### TASK
Within the records that follow, find every line containing the string "What". Copy those lines.

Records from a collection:

+++++

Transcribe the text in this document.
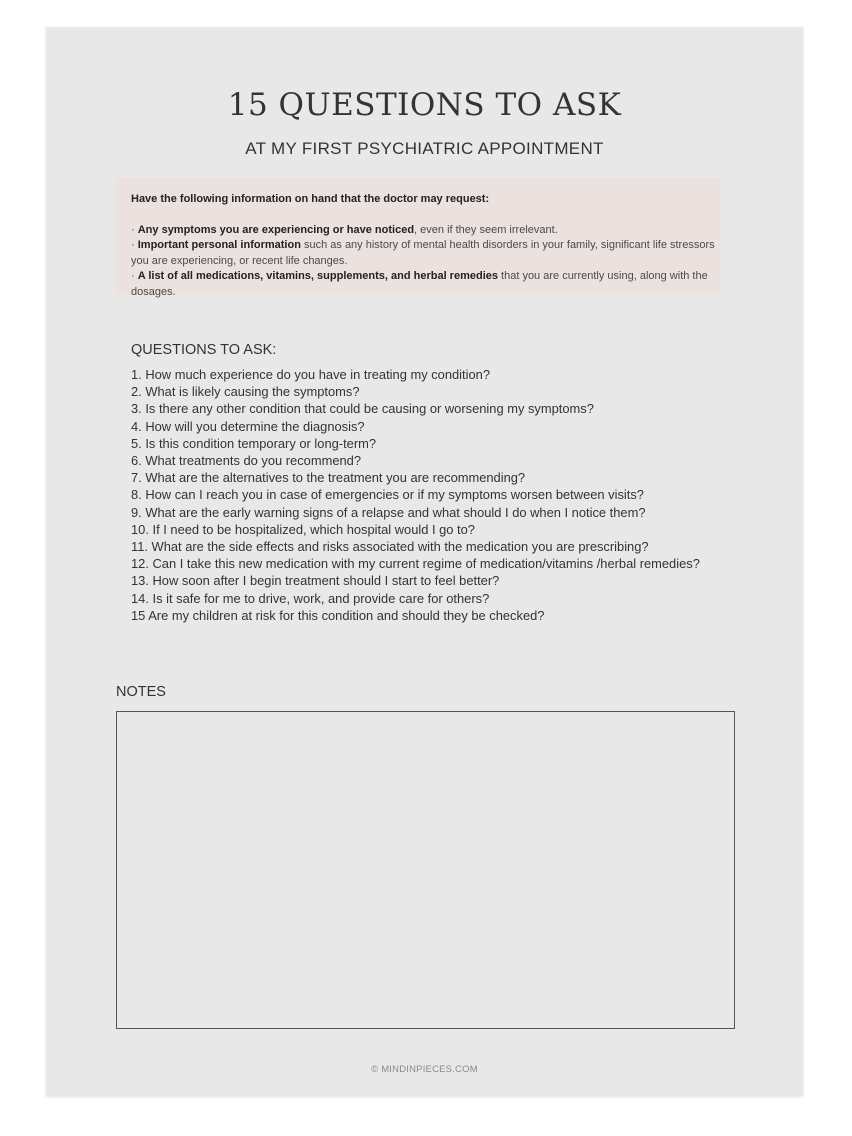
15 QUESTIONS TO ASK
AT MY FIRST PSYCHIATRIC APPOINTMENT
Have the following information on hand that the doctor may request:
· Any symptoms you are experiencing or have noticed, even if they seem irrelevant.
· Important personal information such as any history of mental health disorders in your family, significant life stressors you are experiencing, or recent life changes.
· A list of all medications, vitamins, supplements, and herbal remedies that you are currently using, along with the dosages.
QUESTIONS TO ASK:
1. How much experience do you have in treating my condition?
2. What is likely causing the symptoms?
3. Is there any other condition that could be causing or worsening my symptoms?
4. How will you determine the diagnosis?
5. Is this condition temporary or long-term?
6. What treatments do you recommend?
7. What are the alternatives to the treatment you are recommending?
8. How can I reach you in case of emergencies or if my symptoms worsen between visits?
9. What are the early warning signs of a relapse and what should I do when I notice them?
10. If I need to be hospitalized, which hospital would I go to?
11. What are the side effects and risks associated with the medication you are prescribing?
12. Can I take this new medication with my current regime of medication/vitamins /herbal remedies?
13. How soon after I begin treatment should I start to feel better?
14. Is it safe for me to drive, work, and provide care for others?
15 Are my children at risk for this condition and should they be checked?
NOTES
© MINDINPIECES.COM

+++++

### RESULT OF THIS TASK
2. What is likely causing the symptoms?
6. What treatments do you recommend?
7. What are the alternatives to the treatment you are recommending?
9. What are the early warning signs of a relapse and what should I do when I notice them?
11. What are the side effects and risks associated with the medication you are prescribing?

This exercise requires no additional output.